◆ GOAL: The data below must be copied in full and without any change.

◆ MATERIAL PROVIDED:
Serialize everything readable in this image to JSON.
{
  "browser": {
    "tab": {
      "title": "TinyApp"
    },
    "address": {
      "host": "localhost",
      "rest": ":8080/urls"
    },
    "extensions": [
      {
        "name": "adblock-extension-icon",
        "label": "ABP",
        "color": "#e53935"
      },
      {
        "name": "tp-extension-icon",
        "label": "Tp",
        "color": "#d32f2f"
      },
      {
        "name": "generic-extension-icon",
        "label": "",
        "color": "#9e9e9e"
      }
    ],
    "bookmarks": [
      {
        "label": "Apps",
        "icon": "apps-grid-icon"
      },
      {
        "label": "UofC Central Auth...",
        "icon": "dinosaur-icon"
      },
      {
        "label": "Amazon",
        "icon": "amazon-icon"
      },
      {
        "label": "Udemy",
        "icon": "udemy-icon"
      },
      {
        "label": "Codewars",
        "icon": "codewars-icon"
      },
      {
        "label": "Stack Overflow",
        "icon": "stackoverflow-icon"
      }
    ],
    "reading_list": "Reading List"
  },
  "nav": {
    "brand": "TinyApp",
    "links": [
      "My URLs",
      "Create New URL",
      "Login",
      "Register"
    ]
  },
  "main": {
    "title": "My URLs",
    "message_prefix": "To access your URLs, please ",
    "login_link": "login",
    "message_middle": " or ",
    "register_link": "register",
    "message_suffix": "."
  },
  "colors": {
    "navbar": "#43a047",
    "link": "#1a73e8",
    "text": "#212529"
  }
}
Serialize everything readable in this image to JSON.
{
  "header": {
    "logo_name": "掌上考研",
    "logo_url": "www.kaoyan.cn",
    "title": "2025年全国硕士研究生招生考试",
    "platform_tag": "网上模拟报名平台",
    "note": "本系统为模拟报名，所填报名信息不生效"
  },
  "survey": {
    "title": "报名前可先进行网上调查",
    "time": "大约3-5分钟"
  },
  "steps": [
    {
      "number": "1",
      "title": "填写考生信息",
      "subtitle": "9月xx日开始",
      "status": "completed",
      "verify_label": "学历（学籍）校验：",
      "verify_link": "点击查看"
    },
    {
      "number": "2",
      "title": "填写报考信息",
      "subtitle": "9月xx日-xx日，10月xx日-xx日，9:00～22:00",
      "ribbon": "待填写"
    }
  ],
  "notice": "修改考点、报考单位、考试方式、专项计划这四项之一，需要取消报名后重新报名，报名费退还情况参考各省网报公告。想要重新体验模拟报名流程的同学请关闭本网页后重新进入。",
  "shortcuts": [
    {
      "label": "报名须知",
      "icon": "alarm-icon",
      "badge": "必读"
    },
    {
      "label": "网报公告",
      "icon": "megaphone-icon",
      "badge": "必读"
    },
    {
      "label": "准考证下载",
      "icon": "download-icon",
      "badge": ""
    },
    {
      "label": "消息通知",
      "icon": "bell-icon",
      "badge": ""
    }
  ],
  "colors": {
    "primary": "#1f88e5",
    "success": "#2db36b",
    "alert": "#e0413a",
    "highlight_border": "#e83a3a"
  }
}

◆ TASK ANSWER:
Serialize everything readable in this image to JSON.
{
  "browser": {
    "tab": {
      "title": "TinyApp"
    },
    "address": {
      "host": "localhost",
      "rest": ":8080/urls"
    },
    "extensions": [
      {
        "name": "adblock-extension-icon",
        "label": "ABP",
        "color": "#e53935"
      },
      {
        "name": "tp-extension-icon",
        "label": "Tp",
        "color": "#d32f2f"
      },
      {
        "name": "generic-extension-icon",
        "label": "",
        "color": "#9e9e9e"
      }
    ],
    "bookmarks": [
      {
        "label": "Apps",
        "icon": "apps-grid-icon"
      },
      {
        "label": "UofC Central Auth...",
        "icon": "dinosaur-icon"
      },
      {
        "label": "Amazon",
        "icon": "amazon-icon"
      },
      {
        "label": "Udemy",
        "icon": "udemy-icon"
      },
      {
        "label": "Codewars",
        "icon": "codewars-icon"
      },
      {
        "label": "Stack Overflow",
        "icon": "stackoverflow-icon"
      }
    ],
    "reading_list": "Reading List"
  },
  "nav": {
    "brand": "TinyApp",
    "links": [
      "My URLs",
      "Create New URL",
      "Login",
      "Register"
    ]
  },
  "main": {
    "title": "My URLs",
    "message_prefix": "To access your URLs, please ",
    "login_link": "login",
    "message_middle": " or ",
    "register_link": "register",
    "message_suffix": "."
  },
  "colors": {
    "navbar": "#43a047",
    "link": "#1a73e8",
    "text": "#212529"
  }
}
Serialize everything readable in this image to JSON.
{
  "header": {
    "logo_name": "掌上考研",
    "logo_url": "www.kaoyan.cn",
    "title": "2025年全国硕士研究生招生考试",
    "platform_tag": "网上模拟报名平台",
    "note": "本系统为模拟报名，所填报名信息不生效"
  },
  "survey": {
    "title": "报名前可先进行网上调查",
    "time": "大约3-5分钟"
  },
  "steps": [
    {
      "number": "1",
      "title": "填写考生信息",
      "subtitle": "9月xx日开始",
      "status": "completed",
      "verify_label": "学历（学籍）校验：",
      "verify_link": "点击查看"
    },
    {
      "number": "2",
      "title": "填写报考信息",
      "subtitle": "9月xx日-xx日，10月xx日-xx日，9:00～22:00",
      "ribbon": "待填写"
    }
  ],
  "notice": "修改考点、报考单位、考试方式、专项计划这四项之一，需要取消报名后重新报名，报名费退还情况参考各省网报公告。想要重新体验模拟报名流程的同学请关闭本网页后重新进入。",
  "shortcuts": [
    {
      "label": "报名须知",
      "icon": "alarm-icon",
      "badge": "必读"
    },
    {
      "label": "网报公告",
      "icon": "megaphone-icon",
      "badge": "必读"
    },
    {
      "label": "准考证下载",
      "icon": "download-icon",
      "badge": ""
    },
    {
      "label": "消息通知",
      "icon": "bell-icon",
      "badge": ""
    }
  ],
  "colors": {
    "primary": "#1f88e5",
    "success": "#2db36b",
    "alert": "#e0413a",
    "highlight_border": "#e83a3a"
  }
}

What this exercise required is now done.